Directions — Would you retype all of these records exactly?

-- Begin --

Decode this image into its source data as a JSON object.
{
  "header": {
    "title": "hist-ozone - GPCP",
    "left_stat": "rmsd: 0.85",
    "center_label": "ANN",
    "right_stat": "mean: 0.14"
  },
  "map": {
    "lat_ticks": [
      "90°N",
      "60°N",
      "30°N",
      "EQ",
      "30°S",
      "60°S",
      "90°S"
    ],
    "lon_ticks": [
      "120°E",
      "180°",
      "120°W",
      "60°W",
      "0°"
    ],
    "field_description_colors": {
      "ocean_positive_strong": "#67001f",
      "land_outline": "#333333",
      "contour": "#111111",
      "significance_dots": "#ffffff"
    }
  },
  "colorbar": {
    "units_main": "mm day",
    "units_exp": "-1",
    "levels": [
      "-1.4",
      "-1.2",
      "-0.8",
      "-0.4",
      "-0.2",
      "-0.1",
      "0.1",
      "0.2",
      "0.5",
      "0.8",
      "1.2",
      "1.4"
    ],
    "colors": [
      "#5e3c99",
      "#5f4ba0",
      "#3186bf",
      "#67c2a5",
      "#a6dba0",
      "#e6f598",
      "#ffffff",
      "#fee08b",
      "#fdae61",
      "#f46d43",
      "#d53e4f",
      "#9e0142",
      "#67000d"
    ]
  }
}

-- End --

Answer to this problem —
Decode this image into its source data as a JSON object.
{
  "header": {
    "title": "hist-ozone - GPCP",
    "left_stat": "rmsd: 0.85",
    "center_label": "ANN",
    "right_stat": "mean: 0.14"
  },
  "map": {
    "lat_ticks": [
      "90°N",
      "60°N",
      "30°N",
      "EQ",
      "30°S",
      "60°S",
      "90°S"
    ],
    "lon_ticks": [
      "120°E",
      "180°",
      "120°W",
      "60°W",
      "0°"
    ],
    "field_description_colors": {
      "ocean_positive_strong": "#67001f",
      "land_outline": "#333333",
      "contour": "#111111",
      "significance_dots": "#ffffff"
    }
  },
  "colorbar": {
    "units_main": "mm day",
    "units_exp": "-1",
    "levels": [
      "-1.4",
      "-1.2",
      "-0.8",
      "-0.4",
      "-0.2",
      "-0.1",
      "0.1",
      "0.2",
      "0.5",
      "0.8",
      "1.2",
      "1.4"
    ],
    "colors": [
      "#5e3c99",
      "#5f4ba0",
      "#3186bf",
      "#67c2a5",
      "#a6dba0",
      "#e6f598",
      "#ffffff",
      "#fee08b",
      "#fdae61",
      "#f46d43",
      "#d53e4f",
      "#9e0142",
      "#67000d"
    ]
  }
}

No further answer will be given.